Task objective >> Transcribe each entry below exactly. Pictures do not go in the copy.

Records supplied >>
———

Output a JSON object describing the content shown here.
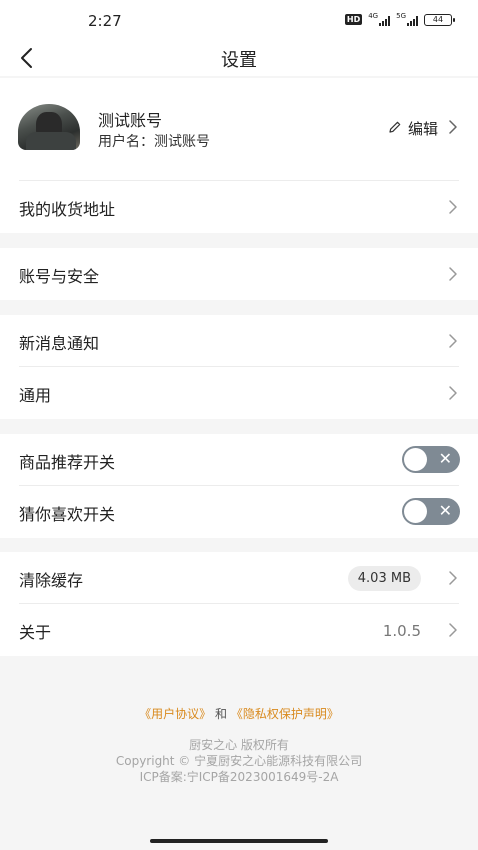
{
  "status_bar": {
    "time": "2:27",
    "hd_label": "HD",
    "network_1": "4G",
    "network_2": "5G",
    "battery": "44"
  },
  "header": {
    "title": "设置"
  },
  "profile": {
    "nickname": "测试账号",
    "username": "用户名：测试账号",
    "edit_label": "编辑"
  },
  "menu": {
    "address": "我的收货地址",
    "account_security": "账号与安全",
    "notifications": "新消息通知",
    "general": "通用",
    "recommend_switch": "商品推荐开关",
    "guess_like_switch": "猜你喜欢开关",
    "clear_cache": "清除缓存",
    "cache_size": "4.03 MB",
    "about": "关于",
    "version": "1.0.5"
  },
  "toggles": {
    "recommend_on": false,
    "guess_like_on": false,
    "off_symbol": "✕"
  },
  "footer": {
    "user_agreement": "《用户协议》",
    "and_text": "和",
    "privacy_policy": "《隐私权保护声明》",
    "copyright_line1": "厨安之心 版权所有",
    "copyright_line2": "Copyright © 宁夏厨安之心能源科技有限公司",
    "icp": "ICP备案:宁ICP备2023001649号-2A"
  },
  "colors": {
    "accent_link": "#d98a1e",
    "toggle_off": "#7f8a94"
  }
}
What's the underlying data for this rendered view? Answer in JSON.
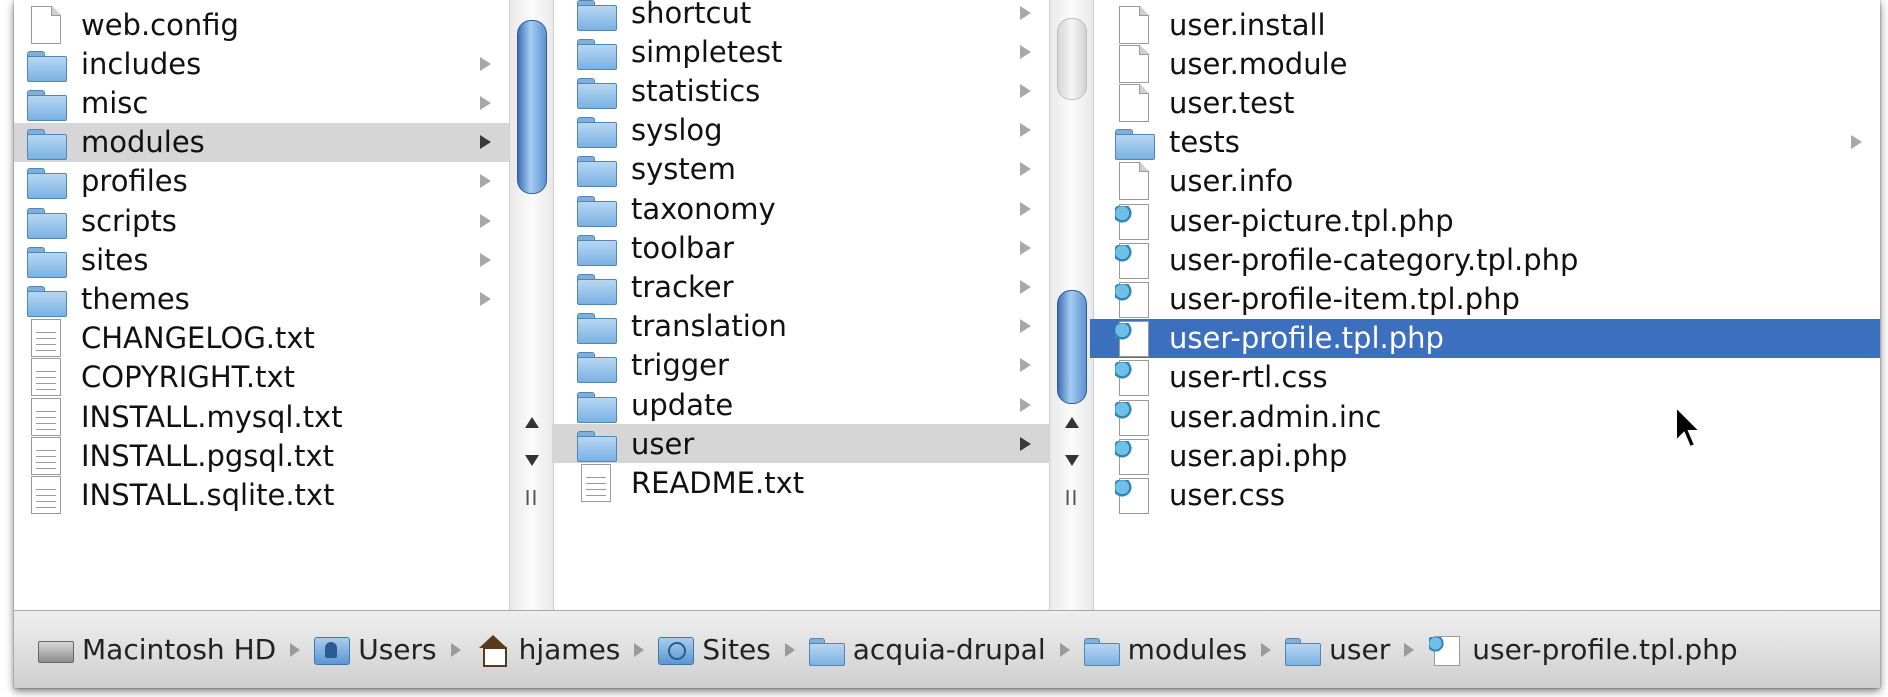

———

Result below >>
Output a JSON object describing the content shown here.
{
  "status_bar": {
    "time": "2:27",
    "hd_label": "HD",
    "network_1": "4G",
    "network_2": "5G",
    "battery": "44"
  },
  "header": {
    "title": "设置"
  },
  "profile": {
    "nickname": "测试账号",
    "username": "用户名：测试账号",
    "edit_label": "编辑"
  },
  "menu": {
    "address": "我的收货地址",
    "account_security": "账号与安全",
    "notifications": "新消息通知",
    "general": "通用",
    "recommend_switch": "商品推荐开关",
    "guess_like_switch": "猜你喜欢开关",
    "clear_cache": "清除缓存",
    "cache_size": "4.03 MB",
    "about": "关于",
    "version": "1.0.5"
  },
  "toggles": {
    "recommend_on": false,
    "guess_like_on": false,
    "off_symbol": "✕"
  },
  "footer": {
    "user_agreement": "《用户协议》",
    "and_text": "和",
    "privacy_policy": "《隐私权保护声明》",
    "copyright_line1": "厨安之心 版权所有",
    "copyright_line2": "Copyright © 宁夏厨安之心能源科技有限公司",
    "icp": "ICP备案:宁ICP备2023001649号-2A"
  },
  "colors": {
    "accent_link": "#d98a1e",
    "toggle_off": "#7f8a94"
  }
}
What's the underlying data for this rendered view? Answer in JSON.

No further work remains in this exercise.